__Data provided__:
----

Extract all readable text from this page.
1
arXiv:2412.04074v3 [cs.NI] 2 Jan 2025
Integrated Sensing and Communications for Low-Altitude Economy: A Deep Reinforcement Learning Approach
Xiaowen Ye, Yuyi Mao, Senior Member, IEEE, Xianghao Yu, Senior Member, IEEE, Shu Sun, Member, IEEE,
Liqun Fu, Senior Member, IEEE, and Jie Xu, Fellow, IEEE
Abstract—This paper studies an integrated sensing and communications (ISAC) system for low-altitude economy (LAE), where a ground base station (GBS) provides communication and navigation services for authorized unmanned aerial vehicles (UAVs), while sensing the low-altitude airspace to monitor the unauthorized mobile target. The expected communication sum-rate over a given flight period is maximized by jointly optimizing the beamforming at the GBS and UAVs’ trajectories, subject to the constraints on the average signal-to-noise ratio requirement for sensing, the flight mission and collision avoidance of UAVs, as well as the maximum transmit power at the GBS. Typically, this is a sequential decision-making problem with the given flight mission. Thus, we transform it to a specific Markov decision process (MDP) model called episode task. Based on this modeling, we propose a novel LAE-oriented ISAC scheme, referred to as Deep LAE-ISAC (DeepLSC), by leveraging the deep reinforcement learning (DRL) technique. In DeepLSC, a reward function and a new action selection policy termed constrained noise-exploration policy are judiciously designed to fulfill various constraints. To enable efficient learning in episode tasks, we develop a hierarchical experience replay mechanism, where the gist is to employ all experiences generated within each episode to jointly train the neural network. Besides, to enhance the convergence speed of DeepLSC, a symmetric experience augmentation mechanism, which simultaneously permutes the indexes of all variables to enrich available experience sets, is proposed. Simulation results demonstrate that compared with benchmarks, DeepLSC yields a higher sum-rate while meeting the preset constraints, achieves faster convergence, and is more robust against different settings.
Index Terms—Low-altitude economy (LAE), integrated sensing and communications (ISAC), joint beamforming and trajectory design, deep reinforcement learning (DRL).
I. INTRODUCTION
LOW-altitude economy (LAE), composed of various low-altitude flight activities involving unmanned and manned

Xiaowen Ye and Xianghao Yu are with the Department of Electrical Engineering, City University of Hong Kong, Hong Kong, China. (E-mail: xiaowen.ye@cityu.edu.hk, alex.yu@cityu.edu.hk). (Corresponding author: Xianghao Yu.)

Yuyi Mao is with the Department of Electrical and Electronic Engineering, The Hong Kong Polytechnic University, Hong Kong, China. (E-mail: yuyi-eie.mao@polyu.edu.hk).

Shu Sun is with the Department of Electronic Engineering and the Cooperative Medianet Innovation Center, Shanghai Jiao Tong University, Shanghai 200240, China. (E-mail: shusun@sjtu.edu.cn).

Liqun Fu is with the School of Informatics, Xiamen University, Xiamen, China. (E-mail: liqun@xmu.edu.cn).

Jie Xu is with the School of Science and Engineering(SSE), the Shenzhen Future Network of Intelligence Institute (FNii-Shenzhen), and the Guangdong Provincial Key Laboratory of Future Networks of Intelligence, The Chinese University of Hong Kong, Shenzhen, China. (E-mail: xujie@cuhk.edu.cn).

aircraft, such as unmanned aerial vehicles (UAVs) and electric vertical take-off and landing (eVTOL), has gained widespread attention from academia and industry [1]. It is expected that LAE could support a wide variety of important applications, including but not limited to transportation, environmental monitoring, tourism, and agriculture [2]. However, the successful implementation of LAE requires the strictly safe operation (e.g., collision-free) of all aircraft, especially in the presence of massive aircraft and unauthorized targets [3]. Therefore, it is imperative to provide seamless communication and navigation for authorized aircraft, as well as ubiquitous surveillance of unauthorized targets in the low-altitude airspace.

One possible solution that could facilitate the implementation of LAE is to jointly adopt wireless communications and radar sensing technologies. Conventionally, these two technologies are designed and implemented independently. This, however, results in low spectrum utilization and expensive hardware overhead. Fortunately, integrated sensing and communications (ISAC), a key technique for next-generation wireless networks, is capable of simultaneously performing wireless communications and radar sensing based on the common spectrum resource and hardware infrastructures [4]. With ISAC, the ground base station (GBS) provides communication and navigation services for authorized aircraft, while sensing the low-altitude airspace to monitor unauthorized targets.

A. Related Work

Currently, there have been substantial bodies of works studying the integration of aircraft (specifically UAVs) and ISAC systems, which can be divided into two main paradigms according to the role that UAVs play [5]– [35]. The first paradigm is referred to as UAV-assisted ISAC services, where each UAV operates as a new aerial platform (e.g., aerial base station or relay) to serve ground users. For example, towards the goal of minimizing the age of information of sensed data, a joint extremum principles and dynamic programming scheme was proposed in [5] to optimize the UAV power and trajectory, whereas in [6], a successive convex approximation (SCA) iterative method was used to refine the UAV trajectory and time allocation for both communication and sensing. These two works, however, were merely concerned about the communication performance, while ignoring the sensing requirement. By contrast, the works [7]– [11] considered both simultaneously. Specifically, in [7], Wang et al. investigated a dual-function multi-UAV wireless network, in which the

----

__Task description__: From the records above, copy every line that holds the word "Yuyi".

__The solution__:
Xiaowen Ye, Yuyi Mao, Senior Member, IEEE, Xianghao Yu, Senior Member, IEEE, Shu Sun, Member, IEEE,
Yuyi Mao is with the Department of Electrical and Electronic Engineering, The Hong Kong Polytechnic University, Hong Kong, China. (E-mail: yuyi-eie.mao@polyu.edu.hk).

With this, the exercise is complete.